What you are asked to do:
Copy down every line where the string "Output" shows up.

Record extracts:
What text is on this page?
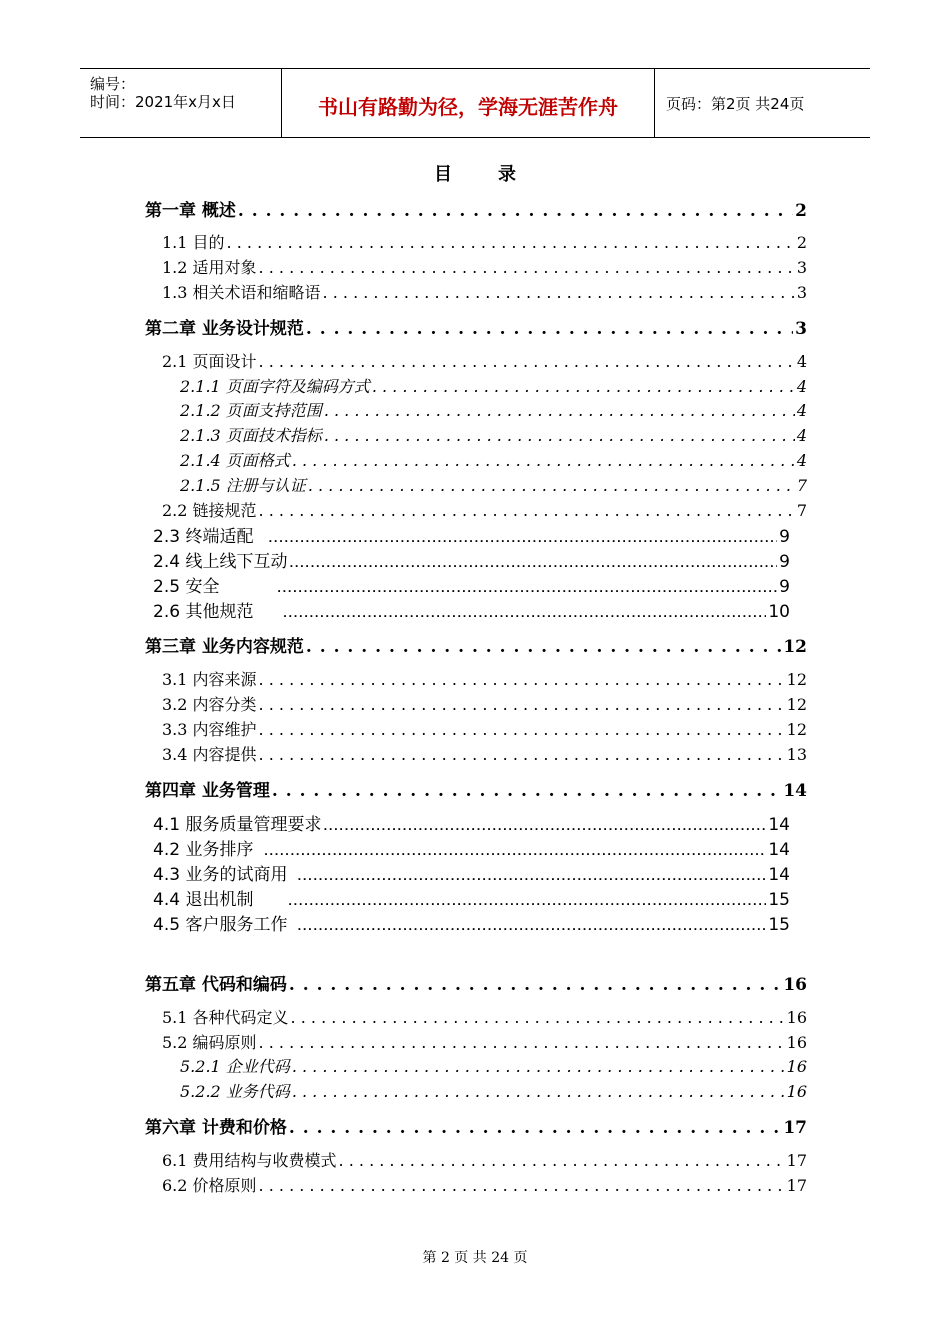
编号：
时间：2021年x月x日	书山有路勤为径，学海无涯苦作舟	页码：第2页 共24页
目录
第一章 概述 . . .	2
1.1 目的 . . .	2
1.2 适用对象 . . .	3
1.3 相关术语和缩略语 . . .	3
第二章 业务设计规范 . . .	3
2.1 页面设计 . . .	4
2.1.1 页面字符及编码方式 . . .	4
2.1.2 页面支持范围 . . .	4
2.1.3 页面技术指标 . . .	4
2.1.4 页面格式 . . .	4
2.1.5 注册与认证 . . .	7
2.2 链接规范 . . .	7
2.3 终端适配 . . .	9
2.4 线上线下互动 . . .	9
2.5 安全 . . .	9
2.6 其他规范 . . .	10
第三章 业务内容规范 . . .	12
3.1 内容来源 . . .	12
3.2 内容分类 . . .	12
3.3 内容维护 . . .	12
3.4 内容提供 . . .	13
第四章 业务管理 . . .	14
4.1 服务质量管理要求 . . .	14
4.2 业务排序 . . .	14
4.3 业务的试商用 . . .	14
4.4 退出机制 . . .	15
4.5 客户服务工作 . . .	15
第五章 代码和编码 . . .	16
5.1 各种代码定义 . . .	16
5.2 编码原则 . . .	16
5.2.1 企业代码 . . .	16
5.2.2 业务代码 . . .	16
第六章 计费和价格 . . .	17
6.1 费用结构与收费模式 . . .	17
6.2 价格原则 . . .	17
第 2 页 共 24 页
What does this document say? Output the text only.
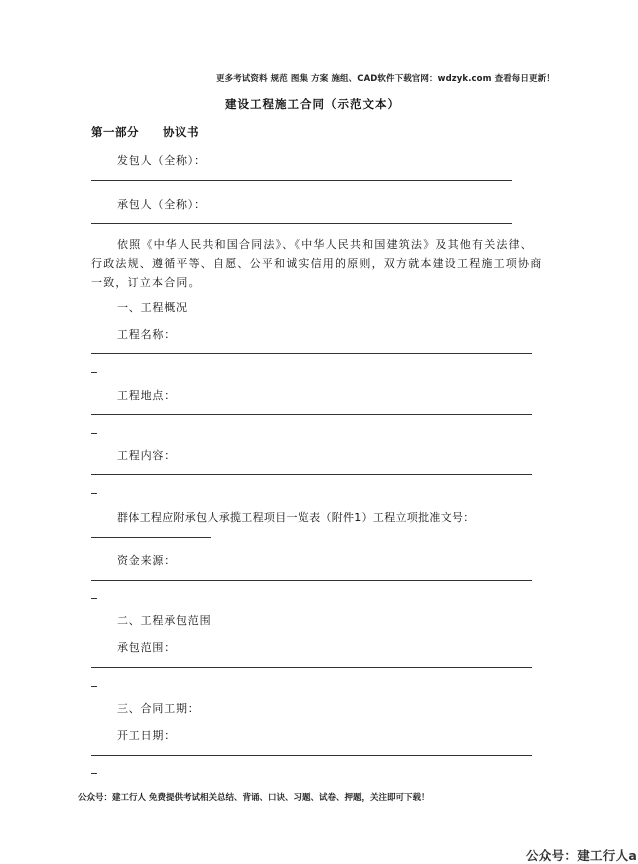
更多考试资料 规范 图集 方案 施组、CAD软件下载官网：wdzyk.com 查看每日更新！
建设工程施工合同（示范文本）
第一部分　　协议书
发包人（全称）：
承包人（全称）：
依照《中华人民共和国合同法》、《中华人民共和国建筑法》及其他有关法律、行政法规、遵循平等、自愿、公平和诚实信用的原则，双方就本建设工程施工项协商一致，订立本合同。
一、工程概况
工程名称：
工程地点：
工程内容：
群体工程应附承包人承揽工程项目一览表（附件1）工程立项批准文号：
资金来源：
二、工程承包范围
承包范围：
三、合同工期：
开工日期：
公众号：建工行人 免费提供考试相关总结、背诵、口诀、习题、试卷、押题，关注即可下载！
公众号：建工行人a
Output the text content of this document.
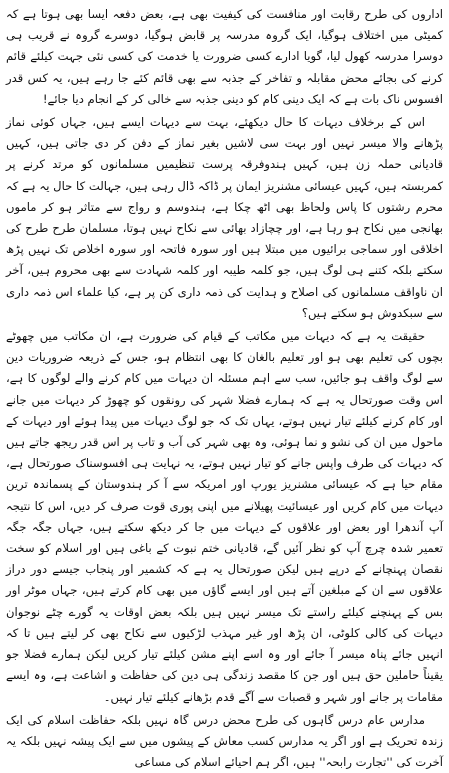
اداروں کی طرح رقابت اور منافست کی کیفیت بھی ہے، بعض دفعہ ایسا بھی ہوتا ہے کہ کمیٹی میں اختلاف ہوگیا، ایک گروہ مدرسہ پر قابض ہوگیا، دوسرے گروہ نے قریب ہی دوسرا مدرسہ کھول لیا، گویا ادارے کسی ضرورت یا خدمت کی کسی نئی جہت کیلئے قائم کرنے کی بجائے محض مقابلہ و تفاخر کے جذبہ سے بھی قائم کئے جا رہے ہیں، یہ کس قدر افسوس ناک بات ہے کہ ایک دینی کام کو دینی جذبہ سے خالی کر کے انجام دیا جائے!

اس کے برخلاف دیہات کا حال دیکھئے، بہت سے دیہات ایسے ہیں، جہاں کوئی نماز پڑھانے والا میسر نہیں اور بہت سی لاشیں بغیر نماز کے دفن کر دی جاتی ہیں، کہیں قادیانی حملہ زن ہیں، کہیں ہندوفرقہ پرست تنظیمیں مسلمانوں کو مرتد کرنے پر کمربستہ ہیں، کہیں عیسائی مشنریز ایمان پر ڈاکہ ڈال رہی ہیں، جہالت کا حال یہ ہے کہ محرم رشتوں کا پاس ولحاظ بھی اٹھ چکا ہے، ہندوسم و رواج سے متاثر ہو کر ماموں بھانجی میں نکاح ہو رہا ہے، اور چچازاد بھائی سے نکاح نہیں ہوتا، مسلمان طرح طرح کی اخلاقی اور سماجی برائیوں میں مبتلا ہیں اور سورہ فاتحہ اور سورہ اخلاص تک نہیں پڑھ سکتے بلکہ کتنے ہی لوگ ہیں، جو کلمہ طیبہ اور کلمہ شہادت سے بھی محروم ہیں، آخر ان ناواقف مسلمانوں کی اصلاح و ہدایت کی ذمہ داری کن پر ہے، کیا علماء اس ذمہ داری سے سبکدوش ہو سکتے ہیں؟

حقیقت یہ ہے کہ دیہات میں مکاتب کے قیام کی ضرورت ہے، ان مکاتب میں چھوٹے بچوں کی تعلیم بھی ہو اور تعلیم بالغان کا بھی انتظام ہو، جس کے ذریعہ ضروریات دین سے لوگ واقف ہو جائیں، سب سے اہم مسئلہ ان دیہات میں کام کرنے والے لوگوں کا ہے، اس وقت صورتحال یہ ہے کہ ہمارے فضلا شہر کی رونقوں کو چھوڑ کر دیہات میں جانے اور کام کرنے کیلئے تیار نہیں ہوتے، یہاں تک کہ جو لوگ دیہات میں پیدا ہوئے اور دیہات کے ماحول میں ان کی نشو و نما ہوئی، وہ بھی شہر کی آب و تاب پر اس قدر ریجھ جاتے ہیں کہ دیہات کی طرف واپس جانے کو تیار نہیں ہوتے، یہ نہایت ہی افسوسناک صورتحال ہے، مقام حیا ہے کہ عیسائی مشنریز یورپ اور امریکہ سے آ کر ہندوستان کے پسماندہ ترین دیہات میں کام کریں اور عیسائیت پھیلانے میں اپنی پوری قوت صرف کر دیں، اس کا نتیجہ آپ آندھرا اور بعض اور علاقوں کے دیہات میں جا کر دیکھ سکتے ہیں، جہاں جگہ جگہ تعمیر شدہ چرچ آپ کو نظر آئیں گے، قادیانی ختم نبوت کے باغی ہیں اور اسلام کو سخت نقصان پہنچانے کے درپے ہیں لیکن صورتحال یہ ہے کہ کشمیر اور پنجاب جیسے دور دراز علاقوں سے ان کے مبلغین آتے ہیں اور ایسے گاؤں میں بھی کام کرتے ہیں، جہاں موٹر اور بس کے پہنچنے کیلئے راستے تک میسر نہیں ہیں بلکہ بعض اوقات یہ گورے چٹے نوجوان دیہات کی کالی کلوٹی، ان پڑھ اور غیر مہذب لڑکیوں سے نکاح بھی کر لیتے ہیں تا کہ انہیں جائے پناہ میسر آ جائے اور وہ اسے اپنے مشن کیلئے تیار کریں لیکن ہمارے فضلا جو یقیناً حاملین حق ہیں اور جن کا مقصد زندگی ہی دین کی حفاظت و اشاعت ہے، وہ ایسے مقامات پر جانے اور شہر و قصبات سے آگے قدم بڑھانے کیلئے تیار نہیں۔

مدارس عام درس گاہوں کی طرح محض درس گاہ نہیں بلکہ حفاظت اسلام کی ایک زندہ تحریک ہے اور اگر یہ مدارس کسب معاش کے پیشوں میں سے ایک پیشہ نہیں بلکہ یہ آخرت کی ''تجارت رابحہ'' ہیں، اگر ہم احیائے اسلام کی مساعی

Task result:
What does this document say? Output the text only.
Output the text content of this document.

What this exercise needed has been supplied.